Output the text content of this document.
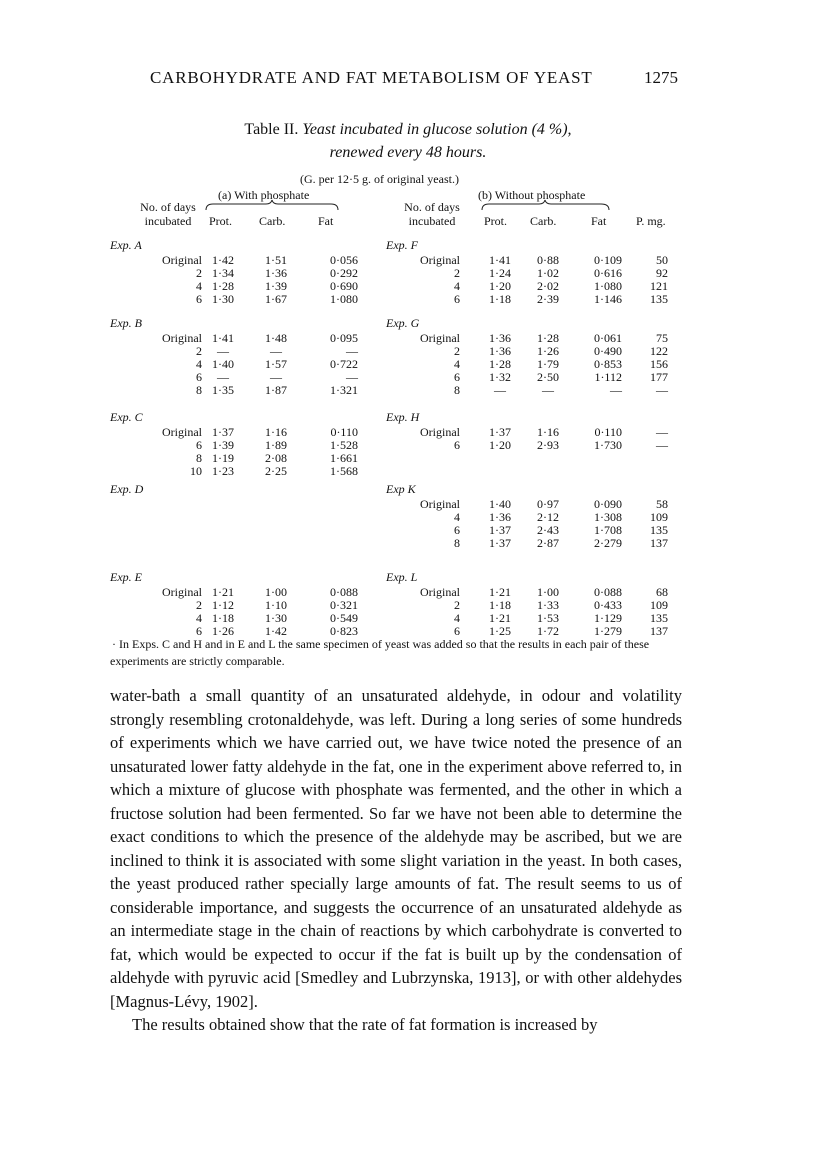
CARBOHYDRATE AND FAT METABOLISM OF YEAST	1275
Table II. Yeast incubated in glucose solution (4 %),
renewed every 48 hours.
(G. per 12·5 g. of original yeast.)
(a) With phosphate	(b) Without phosphate
No. of days
incubated	Prot. Carb.	Fat
No. of days
incubated	Prot. Carb.	Fat P. mg.
Exp. A
Original 1·42	1·51	0·056
2 1·34	1·36	0·292
4 1·28	1·39	0·690
6 1·30	1·67	1·080
Exp. B
Original 1·41	1·48	0·095
2	—	—	—
4 1·40	1·57	0·722
6	—	—	—
8 1·35	1·87	1·321
Exp. C
Original 1·37	1·16	0·110
6 1·39	1·89	1·528
8 1·19	2·08	1·661
10 1·23	2·25	1·568
Exp. D
Exp. E
Original 1·21	1·00	0·088
2 1·12	1·10	0·321
4 1·18	1·30	0·549
6 1·26	1·42	0·823
Exp. F
Original	1·41	0·88	0·109	50
2	1·24	1·02	0·616	92
4	1·20	2·02	1·080	121
6	1·18	2·39	1·146	135
Exp. G
Original	1·36	1·28	0·061	75
2	1·36	1·26	0·490	122
4	1·28	1·79	0·853	156
6	1·32	2·50	1·112	177
8	—	—	—	—
Exp. H
Original	1·37	1·16	0·110	—
6	1·20	2·93	1·730	—
Exp K
Original	1·40	0·97	0·090	58
4	1·36	2·12	1·308	109
6	1·37	2·43	1·708	135
8	1·37	2·87	2·279	137
Exp. L
Original	1·21	1·00	0·088	68
2	1·18	1·33	0·433	109
4	1·21	1·53	1·129	135
6	1·25	1·72	1·279	137
· In Exps. C and H and in E and L the same specimen of yeast was added so that the results in each pair of these experiments are strictly comparable.

water-bath a small quantity of an unsaturated aldehyde, in odour and volatility strongly resembling crotonaldehyde, was left. During a long series of some hundreds of experiments which we have carried out, we have twice noted the presence of an unsaturated lower fatty aldehyde in the fat, one in the experiment above referred to, in which a mixture of glucose with phosphate was fermented, and the other in which a fructose solution had been fermented. So far we have not been able to determine the exact conditions to which the presence of the aldehyde may be ascribed, but we are inclined to think it is associated with some slight variation in the yeast. In both cases, the yeast produced rather specially large amounts of fat. The result seems to us of considerable importance, and suggests the occurrence of an unsaturated aldehyde as an intermediate stage in the chain of reactions by which carbohydrate is converted to fat, which would be expected to occur if the fat is built up by the condensation of aldehyde with pyruvic acid [Smedley and Lubrzynska, 1913], or with other aldehydes [Magnus-Lévy, 1902].

The results obtained show that the rate of fat formation is increased by
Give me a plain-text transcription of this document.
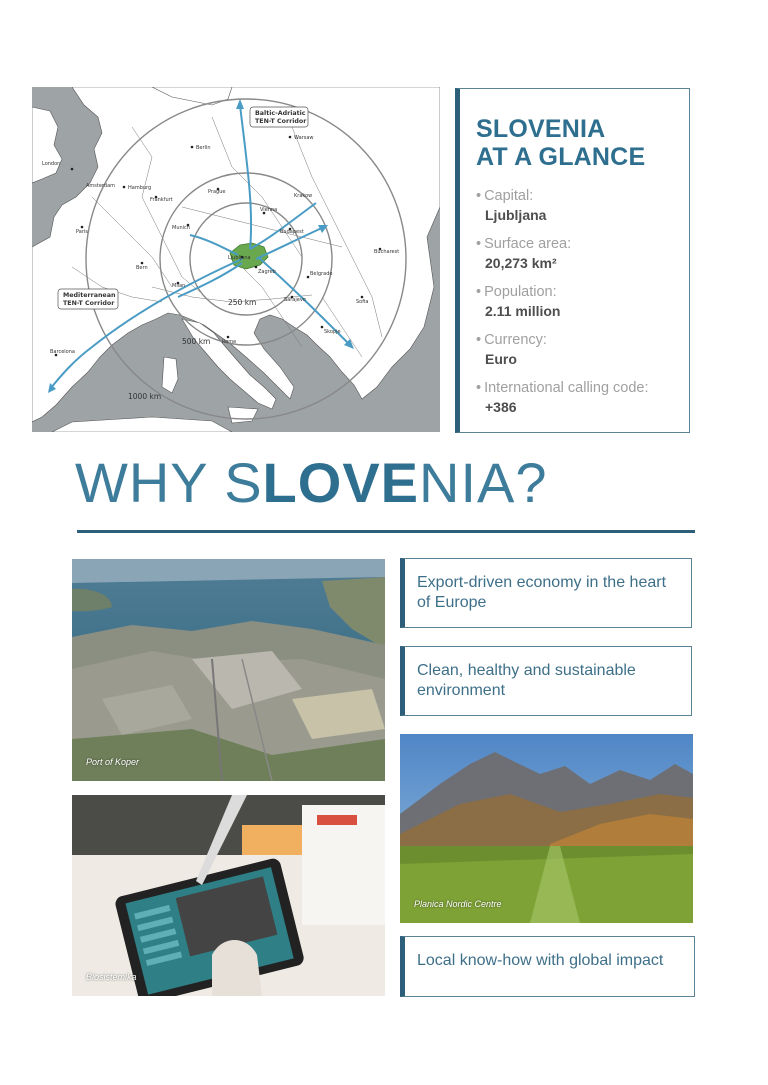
Berlin
Warsaw
Hamburg
London
Amsterdam
Frankfurt
Paris
Munich
Prague
Vienna
Budapest
Zagreb	Belgrade
Milan
Bern
Rome
Sofia
Bucharest
Barcelona
Krakow
Skopje
Sarajevo
Ljubljana
250 km
500 km
1000 km
Baltic-Adriatic
TEN-T Corridor
Mediterranean
TEN-T Corridor
SLOVENIA
AT A GLANCE
• Capital:
Ljubljana
• Surface area:
20,273 km²
• Population:
2.11 million
• Currency:
Euro
• International calling code:
+386
WHY SLOVENIA?
Port of Koper
Export-driven economy in the heart of Europe
Clean, healthy and sustainable environment
Biosistemika
Planica Nordic Centre
Local know-how with global impact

════

> _Aim_:
In the entries above, some lines may contain the string "that"; report how many, without additional comment.

> _The reply_:
2